[REQUIREMENTS]:
In the records below, pick out all lines containing the word "start".
═════ SOURCE RECORDS ═════
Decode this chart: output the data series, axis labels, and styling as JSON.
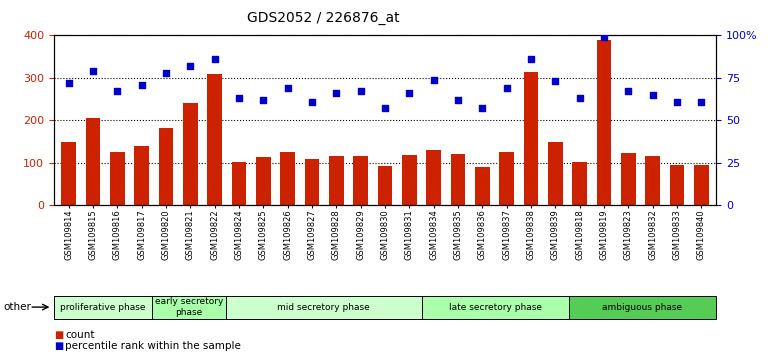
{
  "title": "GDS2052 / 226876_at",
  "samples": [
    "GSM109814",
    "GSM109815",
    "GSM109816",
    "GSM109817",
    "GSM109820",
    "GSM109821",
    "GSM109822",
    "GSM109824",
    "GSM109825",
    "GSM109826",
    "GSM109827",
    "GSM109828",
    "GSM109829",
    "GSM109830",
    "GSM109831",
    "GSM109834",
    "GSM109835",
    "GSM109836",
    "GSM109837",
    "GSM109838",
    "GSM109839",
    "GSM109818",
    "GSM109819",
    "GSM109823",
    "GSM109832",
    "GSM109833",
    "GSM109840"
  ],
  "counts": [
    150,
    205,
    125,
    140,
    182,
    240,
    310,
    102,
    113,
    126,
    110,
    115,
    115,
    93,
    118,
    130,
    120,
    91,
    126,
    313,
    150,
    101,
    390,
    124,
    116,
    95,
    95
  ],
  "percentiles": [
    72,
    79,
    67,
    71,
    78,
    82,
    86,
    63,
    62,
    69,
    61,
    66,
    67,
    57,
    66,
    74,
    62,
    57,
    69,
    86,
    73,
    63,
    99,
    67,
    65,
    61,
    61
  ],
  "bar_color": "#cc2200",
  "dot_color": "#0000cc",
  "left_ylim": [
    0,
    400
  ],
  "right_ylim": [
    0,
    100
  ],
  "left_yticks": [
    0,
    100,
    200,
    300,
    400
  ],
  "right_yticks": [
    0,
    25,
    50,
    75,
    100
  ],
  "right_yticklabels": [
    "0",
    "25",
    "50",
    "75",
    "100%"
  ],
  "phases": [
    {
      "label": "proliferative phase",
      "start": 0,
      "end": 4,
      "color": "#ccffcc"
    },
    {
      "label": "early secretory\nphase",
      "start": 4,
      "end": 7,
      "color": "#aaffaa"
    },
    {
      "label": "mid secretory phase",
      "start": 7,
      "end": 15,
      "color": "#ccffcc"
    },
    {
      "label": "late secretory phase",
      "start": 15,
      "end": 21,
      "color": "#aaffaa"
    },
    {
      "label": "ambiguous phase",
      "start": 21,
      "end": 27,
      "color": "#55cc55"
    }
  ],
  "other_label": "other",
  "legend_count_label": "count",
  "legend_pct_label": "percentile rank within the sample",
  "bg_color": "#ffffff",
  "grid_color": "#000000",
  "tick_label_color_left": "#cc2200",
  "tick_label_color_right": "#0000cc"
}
═════
[TASK ANSWER]:
      "start": 0,
      "start": 4,
      "start": 7,
      "start": 15,
      "start": 21,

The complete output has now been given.